** START **

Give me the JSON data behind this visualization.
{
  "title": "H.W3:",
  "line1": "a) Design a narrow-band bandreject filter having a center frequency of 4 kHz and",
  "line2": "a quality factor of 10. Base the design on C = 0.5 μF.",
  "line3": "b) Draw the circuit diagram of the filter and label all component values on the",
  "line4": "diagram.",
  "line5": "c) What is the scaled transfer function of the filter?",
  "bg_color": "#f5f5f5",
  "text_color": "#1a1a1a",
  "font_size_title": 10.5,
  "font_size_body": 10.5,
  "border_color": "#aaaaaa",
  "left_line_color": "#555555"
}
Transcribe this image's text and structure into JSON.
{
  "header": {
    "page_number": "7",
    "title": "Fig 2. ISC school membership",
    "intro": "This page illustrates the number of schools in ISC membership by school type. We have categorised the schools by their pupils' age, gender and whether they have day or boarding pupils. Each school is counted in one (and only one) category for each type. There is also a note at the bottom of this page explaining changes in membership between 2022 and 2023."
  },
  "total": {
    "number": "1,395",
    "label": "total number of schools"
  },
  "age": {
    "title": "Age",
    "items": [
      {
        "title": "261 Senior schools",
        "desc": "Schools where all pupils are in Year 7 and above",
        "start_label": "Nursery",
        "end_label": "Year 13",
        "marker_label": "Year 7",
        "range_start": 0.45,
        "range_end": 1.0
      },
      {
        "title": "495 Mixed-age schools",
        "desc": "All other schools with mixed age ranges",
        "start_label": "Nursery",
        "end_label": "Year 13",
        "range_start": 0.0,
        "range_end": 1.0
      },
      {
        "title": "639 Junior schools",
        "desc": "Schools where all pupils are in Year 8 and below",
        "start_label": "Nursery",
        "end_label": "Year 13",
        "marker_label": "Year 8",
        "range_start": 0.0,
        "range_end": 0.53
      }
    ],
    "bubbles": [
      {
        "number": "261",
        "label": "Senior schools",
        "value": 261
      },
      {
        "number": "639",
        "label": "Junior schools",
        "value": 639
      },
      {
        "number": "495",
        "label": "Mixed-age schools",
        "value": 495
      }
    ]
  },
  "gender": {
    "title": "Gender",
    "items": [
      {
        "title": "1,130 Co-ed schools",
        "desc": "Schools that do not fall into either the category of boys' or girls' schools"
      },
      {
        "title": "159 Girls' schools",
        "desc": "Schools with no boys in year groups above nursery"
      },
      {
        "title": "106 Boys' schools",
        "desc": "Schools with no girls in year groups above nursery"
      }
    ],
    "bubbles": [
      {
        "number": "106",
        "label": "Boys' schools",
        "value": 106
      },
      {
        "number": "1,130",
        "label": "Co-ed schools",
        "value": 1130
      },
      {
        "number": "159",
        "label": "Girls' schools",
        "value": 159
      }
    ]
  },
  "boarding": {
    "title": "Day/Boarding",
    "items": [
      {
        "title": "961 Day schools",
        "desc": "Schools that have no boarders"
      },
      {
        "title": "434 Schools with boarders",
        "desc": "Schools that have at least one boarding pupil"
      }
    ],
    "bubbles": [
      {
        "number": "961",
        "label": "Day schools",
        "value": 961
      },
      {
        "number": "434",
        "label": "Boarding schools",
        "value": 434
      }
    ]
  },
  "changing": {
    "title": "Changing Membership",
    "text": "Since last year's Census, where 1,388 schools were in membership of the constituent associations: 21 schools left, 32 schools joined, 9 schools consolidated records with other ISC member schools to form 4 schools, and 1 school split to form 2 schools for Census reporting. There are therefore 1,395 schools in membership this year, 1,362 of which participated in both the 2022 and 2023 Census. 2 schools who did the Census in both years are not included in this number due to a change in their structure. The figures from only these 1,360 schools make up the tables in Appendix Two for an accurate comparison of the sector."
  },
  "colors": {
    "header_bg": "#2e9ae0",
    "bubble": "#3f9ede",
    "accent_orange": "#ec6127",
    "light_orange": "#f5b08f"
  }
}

** END **

Exactly reproduce every line of the data above.

Give me the JSON data behind this visualization.
{
  "title": "H.W3:",
  "line1": "a) Design a narrow-band bandreject filter having a center frequency of 4 kHz and",
  "line2": "a quality factor of 10. Base the design on C = 0.5 μF.",
  "line3": "b) Draw the circuit diagram of the filter and label all component values on the",
  "line4": "diagram.",
  "line5": "c) What is the scaled transfer function of the filter?",
  "bg_color": "#f5f5f5",
  "text_color": "#1a1a1a",
  "font_size_title": 10.5,
  "font_size_body": 10.5,
  "border_color": "#aaaaaa",
  "left_line_color": "#555555"
}
Transcribe this image's text and structure into JSON.
{
  "header": {
    "page_number": "7",
    "title": "Fig 2. ISC school membership",
    "intro": "This page illustrates the number of schools in ISC membership by school type. We have categorised the schools by their pupils' age, gender and whether they have day or boarding pupils. Each school is counted in one (and only one) category for each type. There is also a note at the bottom of this page explaining changes in membership between 2022 and 2023."
  },
  "total": {
    "number": "1,395",
    "label": "total number of schools"
  },
  "age": {
    "title": "Age",
    "items": [
      {
        "title": "261 Senior schools",
        "desc": "Schools where all pupils are in Year 7 and above",
        "start_label": "Nursery",
        "end_label": "Year 13",
        "marker_label": "Year 7",
        "range_start": 0.45,
        "range_end": 1.0
      },
      {
        "title": "495 Mixed-age schools",
        "desc": "All other schools with mixed age ranges",
        "start_label": "Nursery",
        "end_label": "Year 13",
        "range_start": 0.0,
        "range_end": 1.0
      },
      {
        "title": "639 Junior schools",
        "desc": "Schools where all pupils are in Year 8 and below",
        "start_label": "Nursery",
        "end_label": "Year 13",
        "marker_label": "Year 8",
        "range_start": 0.0,
        "range_end": 0.53
      }
    ],
    "bubbles": [
      {
        "number": "261",
        "label": "Senior schools",
        "value": 261
      },
      {
        "number": "639",
        "label": "Junior schools",
        "value": 639
      },
      {
        "number": "495",
        "label": "Mixed-age schools",
        "value": 495
      }
    ]
  },
  "gender": {
    "title": "Gender",
    "items": [
      {
        "title": "1,130 Co-ed schools",
        "desc": "Schools that do not fall into either the category of boys' or girls' schools"
      },
      {
        "title": "159 Girls' schools",
        "desc": "Schools with no boys in year groups above nursery"
      },
      {
        "title": "106 Boys' schools",
        "desc": "Schools with no girls in year groups above nursery"
      }
    ],
    "bubbles": [
      {
        "number": "106",
        "label": "Boys' schools",
        "value": 106
      },
      {
        "number": "1,130",
        "label": "Co-ed schools",
        "value": 1130
      },
      {
        "number": "159",
        "label": "Girls' schools",
        "value": 159
      }
    ]
  },
  "boarding": {
    "title": "Day/Boarding",
    "items": [
      {
        "title": "961 Day schools",
        "desc": "Schools that have no boarders"
      },
      {
        "title": "434 Schools with boarders",
        "desc": "Schools that have at least one boarding pupil"
      }
    ],
    "bubbles": [
      {
        "number": "961",
        "label": "Day schools",
        "value": 961
      },
      {
        "number": "434",
        "label": "Boarding schools",
        "value": 434
      }
    ]
  },
  "changing": {
    "title": "Changing Membership",
    "text": "Since last year's Census, where 1,388 schools were in membership of the constituent associations: 21 schools left, 32 schools joined, 9 schools consolidated records with other ISC member schools to form 4 schools, and 1 school split to form 2 schools for Census reporting. There are therefore 1,395 schools in membership this year, 1,362 of which participated in both the 2022 and 2023 Census. 2 schools who did the Census in both years are not included in this number due to a change in their structure. The figures from only these 1,360 schools make up the tables in Appendix Two for an accurate comparison of the sector."
  },
  "colors": {
    "header_bg": "#2e9ae0",
    "bubble": "#3f9ede",
    "accent_orange": "#ec6127",
    "light_orange": "#f5b08f"
  }
}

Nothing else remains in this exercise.